Aim
Reproduce the listing below exactly, minus its pictures.

--- START OF Data shown ---

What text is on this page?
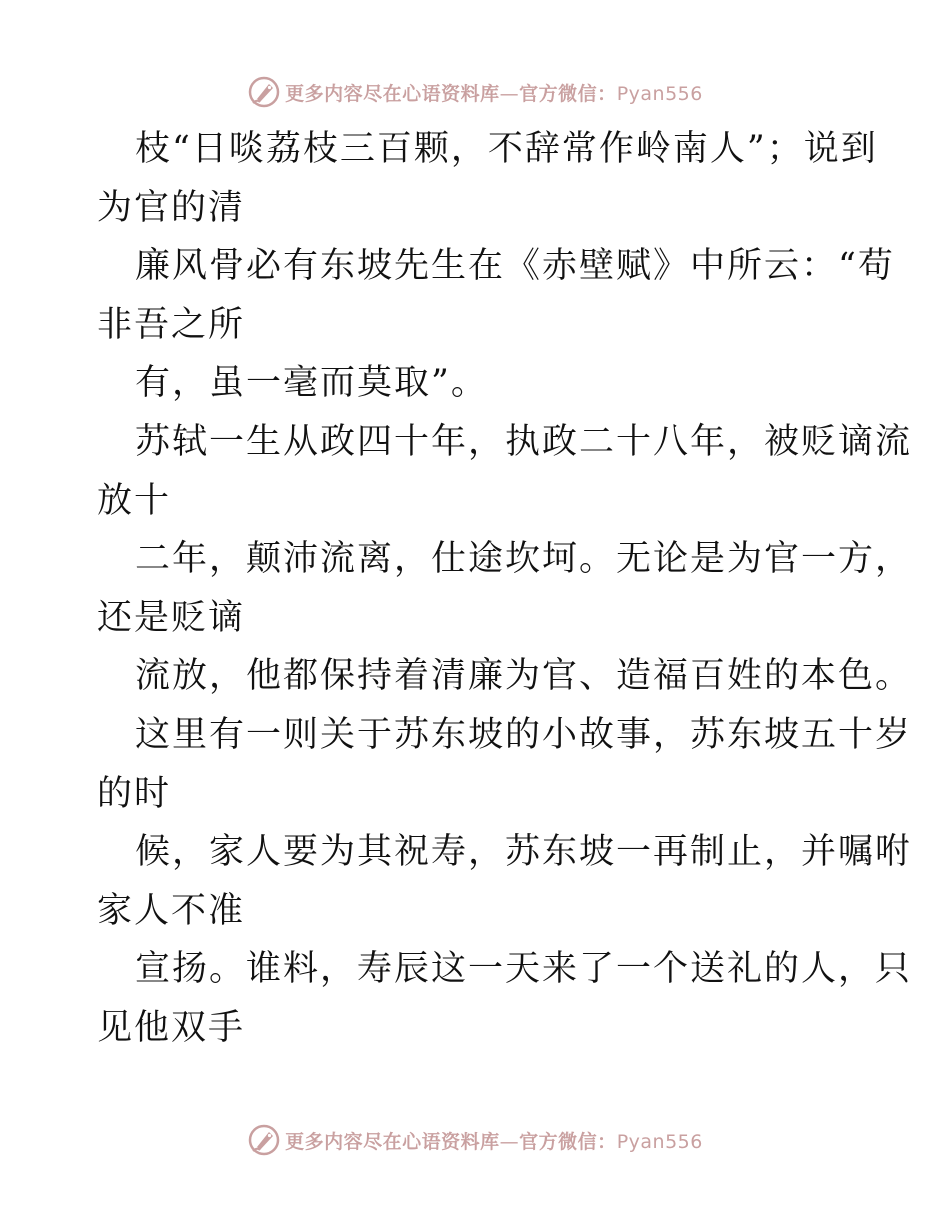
更多内容尽在心语资料库—官方微信：Pyan556
枝“日啖荔枝三百颗，不辞常作岭南人”；说到
为官的清
廉风骨必有东坡先生在《赤壁赋》中所云：“苟
非吾之所
有，虽一毫而莫取”。
苏轼一生从政四十年，执政二十八年，被贬谪流
放十
二年，颠沛流离，仕途坎坷。无论是为官一方，
还是贬谪
流放，他都保持着清廉为官、造福百姓的本色。
这里有一则关于苏东坡的小故事，苏东坡五十岁
的时
候，家人要为其祝寿，苏东坡一再制止，并嘱咐
家人不准
宣扬。谁料，寿辰这一天来了一个送礼的人，只
见他双手
更多内容尽在心语资料库—官方微信：Pyan556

--- END OF Data shown ---

Right answer
What text is on this page?
更多内容尽在心语资料库—官方微信：Pyan556
枝“日啖荔枝三百颗，不辞常作岭南人”；说到
为官的清
廉风骨必有东坡先生在《赤壁赋》中所云：“苟
非吾之所
有，虽一毫而莫取”。
苏轼一生从政四十年，执政二十八年，被贬谪流
放十
二年，颠沛流离，仕途坎坷。无论是为官一方，
还是贬谪
流放，他都保持着清廉为官、造福百姓的本色。
这里有一则关于苏东坡的小故事，苏东坡五十岁
的时
候，家人要为其祝寿，苏东坡一再制止，并嘱咐
家人不准
宣扬。谁料，寿辰这一天来了一个送礼的人，只
见他双手
更多内容尽在心语资料库—官方微信：Pyan556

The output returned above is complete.